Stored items
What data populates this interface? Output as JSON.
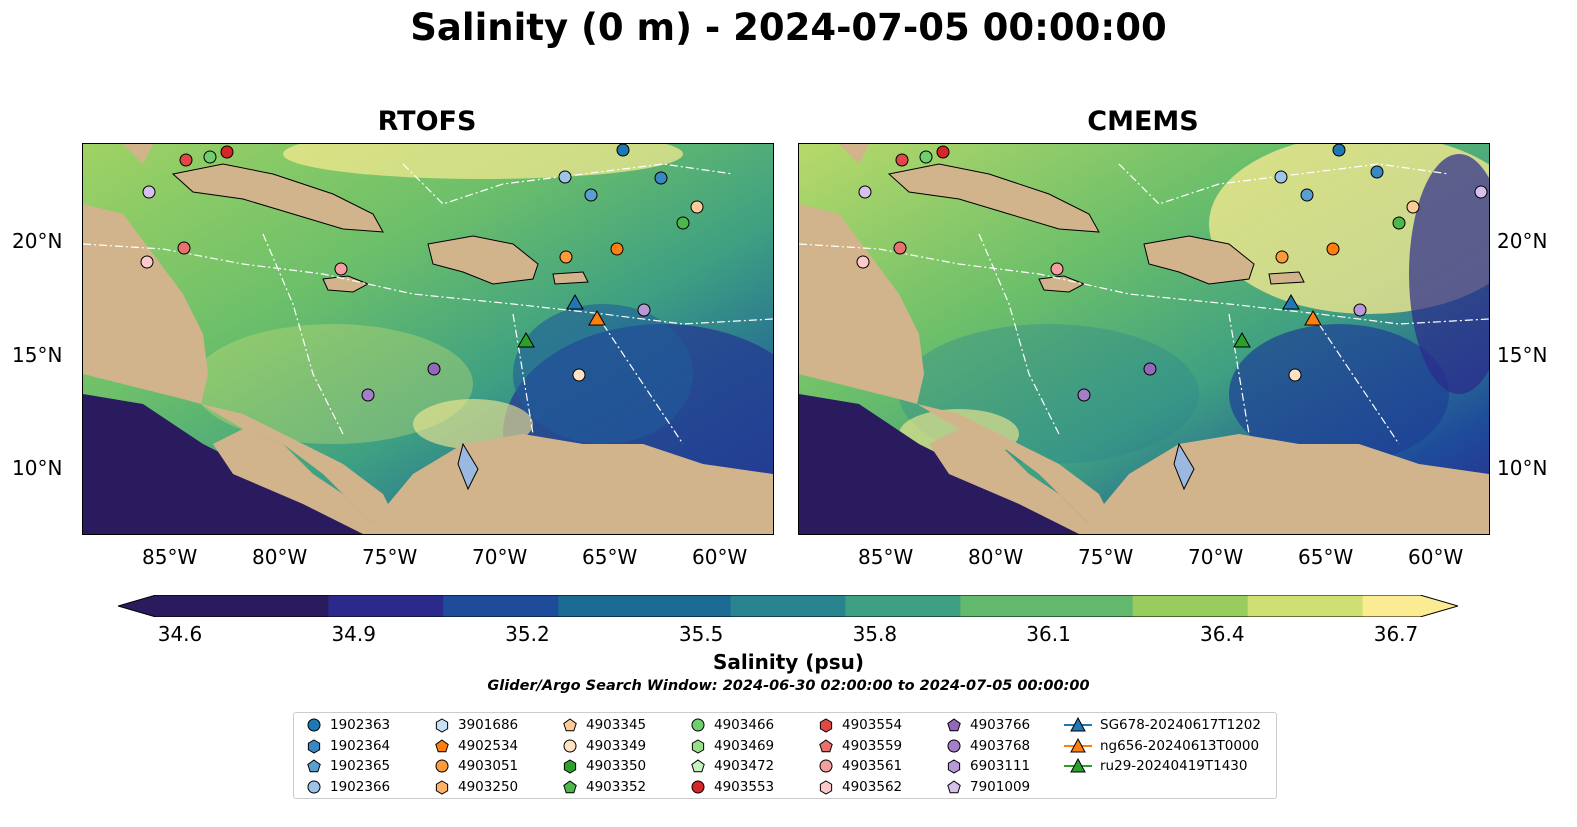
{
  "title": "Salinity (0 m) - 2024-07-05 00:00:00",
  "maps": [
    {
      "title": "RTOFS"
    },
    {
      "title": "CMEMS"
    }
  ],
  "axes": {
    "lon_ticks": [
      "85°W",
      "80°W",
      "75°W",
      "70°W",
      "65°W",
      "60°W"
    ],
    "lat_ticks": [
      "20°N",
      "15°N",
      "10°N"
    ]
  },
  "colorbar": {
    "label": "Salinity (psu)",
    "min": 34.6,
    "max": 36.7,
    "ticks": [
      "34.6",
      "34.9",
      "35.2",
      "35.5",
      "35.8",
      "36.1",
      "36.4",
      "36.7"
    ],
    "colormap": "haline",
    "colors": [
      "#2a1a5e",
      "#2b2a8c",
      "#1e4c9a",
      "#1a6a94",
      "#2a848f",
      "#3ea082",
      "#62b86d",
      "#98cc5f",
      "#d0df72",
      "#fbeb92"
    ]
  },
  "search_window": "Glider/Argo Search Window: 2024-06-30 02:00:00 to 2024-07-05 00:00:00",
  "legend": [
    {
      "label": "1902363",
      "marker": "circle",
      "color": "#1f77b4"
    },
    {
      "label": "1902364",
      "marker": "hexagon",
      "color": "#3a88c2"
    },
    {
      "label": "1902365",
      "marker": "pentagon",
      "color": "#5a9fd0"
    },
    {
      "label": "1902366",
      "marker": "circle",
      "color": "#9ec5e8"
    },
    {
      "label": "3901686",
      "marker": "hexagon",
      "color": "#c6e0f5"
    },
    {
      "label": "4902534",
      "marker": "pentagon",
      "color": "#ff7f0e"
    },
    {
      "label": "4903051",
      "marker": "circle",
      "color": "#ff9a3c"
    },
    {
      "label": "4903250",
      "marker": "hexagon",
      "color": "#ffb366"
    },
    {
      "label": "4903345",
      "marker": "pentagon",
      "color": "#ffcc99"
    },
    {
      "label": "4903349",
      "marker": "circle",
      "color": "#ffe2c4"
    },
    {
      "label": "4903350",
      "marker": "hexagon",
      "color": "#2ca02c"
    },
    {
      "label": "4903352",
      "marker": "pentagon",
      "color": "#4cb84c"
    },
    {
      "label": "4903466",
      "marker": "circle",
      "color": "#6fcf6f"
    },
    {
      "label": "4903469",
      "marker": "hexagon",
      "color": "#98df8a"
    },
    {
      "label": "4903472",
      "marker": "pentagon",
      "color": "#c8f0c0"
    },
    {
      "label": "4903553",
      "marker": "circle",
      "color": "#d62728"
    },
    {
      "label": "4903554",
      "marker": "hexagon",
      "color": "#e04848"
    },
    {
      "label": "4903559",
      "marker": "pentagon",
      "color": "#ea7070"
    },
    {
      "label": "4903561",
      "marker": "circle",
      "color": "#f4a0a0"
    },
    {
      "label": "4903562",
      "marker": "hexagon",
      "color": "#fccaca"
    },
    {
      "label": "4903766",
      "marker": "pentagon",
      "color": "#9467bd"
    },
    {
      "label": "4903768",
      "marker": "circle",
      "color": "#a47ec8"
    },
    {
      "label": "6903111",
      "marker": "hexagon",
      "color": "#b898d8"
    },
    {
      "label": "7901009",
      "marker": "pentagon",
      "color": "#d6c0ec"
    },
    {
      "label": "SG678-20240617T1202",
      "marker": "triangle-line",
      "color": "#1f77b4"
    },
    {
      "label": "ng656-20240613T0000",
      "marker": "triangle-line",
      "color": "#ff7f0e"
    },
    {
      "label": "ru29-20240419T1430",
      "marker": "triangle-line",
      "color": "#2ca02c"
    }
  ]
}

Given instruction:
Write out again every line above exactly as given; the pictures do not belong in the copy.

Task output:
What data populates this interface? Output as JSON.
{
  "title": "Salinity (0 m) - 2024-07-05 00:00:00",
  "maps": [
    {
      "title": "RTOFS"
    },
    {
      "title": "CMEMS"
    }
  ],
  "axes": {
    "lon_ticks": [
      "85°W",
      "80°W",
      "75°W",
      "70°W",
      "65°W",
      "60°W"
    ],
    "lat_ticks": [
      "20°N",
      "15°N",
      "10°N"
    ]
  },
  "colorbar": {
    "label": "Salinity (psu)",
    "min": 34.6,
    "max": 36.7,
    "ticks": [
      "34.6",
      "34.9",
      "35.2",
      "35.5",
      "35.8",
      "36.1",
      "36.4",
      "36.7"
    ],
    "colormap": "haline",
    "colors": [
      "#2a1a5e",
      "#2b2a8c",
      "#1e4c9a",
      "#1a6a94",
      "#2a848f",
      "#3ea082",
      "#62b86d",
      "#98cc5f",
      "#d0df72",
      "#fbeb92"
    ]
  },
  "search_window": "Glider/Argo Search Window: 2024-06-30 02:00:00 to 2024-07-05 00:00:00",
  "legend": [
    {
      "label": "1902363",
      "marker": "circle",
      "color": "#1f77b4"
    },
    {
      "label": "1902364",
      "marker": "hexagon",
      "color": "#3a88c2"
    },
    {
      "label": "1902365",
      "marker": "pentagon",
      "color": "#5a9fd0"
    },
    {
      "label": "1902366",
      "marker": "circle",
      "color": "#9ec5e8"
    },
    {
      "label": "3901686",
      "marker": "hexagon",
      "color": "#c6e0f5"
    },
    {
      "label": "4902534",
      "marker": "pentagon",
      "color": "#ff7f0e"
    },
    {
      "label": "4903051",
      "marker": "circle",
      "color": "#ff9a3c"
    },
    {
      "label": "4903250",
      "marker": "hexagon",
      "color": "#ffb366"
    },
    {
      "label": "4903345",
      "marker": "pentagon",
      "color": "#ffcc99"
    },
    {
      "label": "4903349",
      "marker": "circle",
      "color": "#ffe2c4"
    },
    {
      "label": "4903350",
      "marker": "hexagon",
      "color": "#2ca02c"
    },
    {
      "label": "4903352",
      "marker": "pentagon",
      "color": "#4cb84c"
    },
    {
      "label": "4903466",
      "marker": "circle",
      "color": "#6fcf6f"
    },
    {
      "label": "4903469",
      "marker": "hexagon",
      "color": "#98df8a"
    },
    {
      "label": "4903472",
      "marker": "pentagon",
      "color": "#c8f0c0"
    },
    {
      "label": "4903553",
      "marker": "circle",
      "color": "#d62728"
    },
    {
      "label": "4903554",
      "marker": "hexagon",
      "color": "#e04848"
    },
    {
      "label": "4903559",
      "marker": "pentagon",
      "color": "#ea7070"
    },
    {
      "label": "4903561",
      "marker": "circle",
      "color": "#f4a0a0"
    },
    {
      "label": "4903562",
      "marker": "hexagon",
      "color": "#fccaca"
    },
    {
      "label": "4903766",
      "marker": "pentagon",
      "color": "#9467bd"
    },
    {
      "label": "4903768",
      "marker": "circle",
      "color": "#a47ec8"
    },
    {
      "label": "6903111",
      "marker": "hexagon",
      "color": "#b898d8"
    },
    {
      "label": "7901009",
      "marker": "pentagon",
      "color": "#d6c0ec"
    },
    {
      "label": "SG678-20240617T1202",
      "marker": "triangle-line",
      "color": "#1f77b4"
    },
    {
      "label": "ng656-20240613T0000",
      "marker": "triangle-line",
      "color": "#ff7f0e"
    },
    {
      "label": "ru29-20240419T1430",
      "marker": "triangle-line",
      "color": "#2ca02c"
    }
  ]
}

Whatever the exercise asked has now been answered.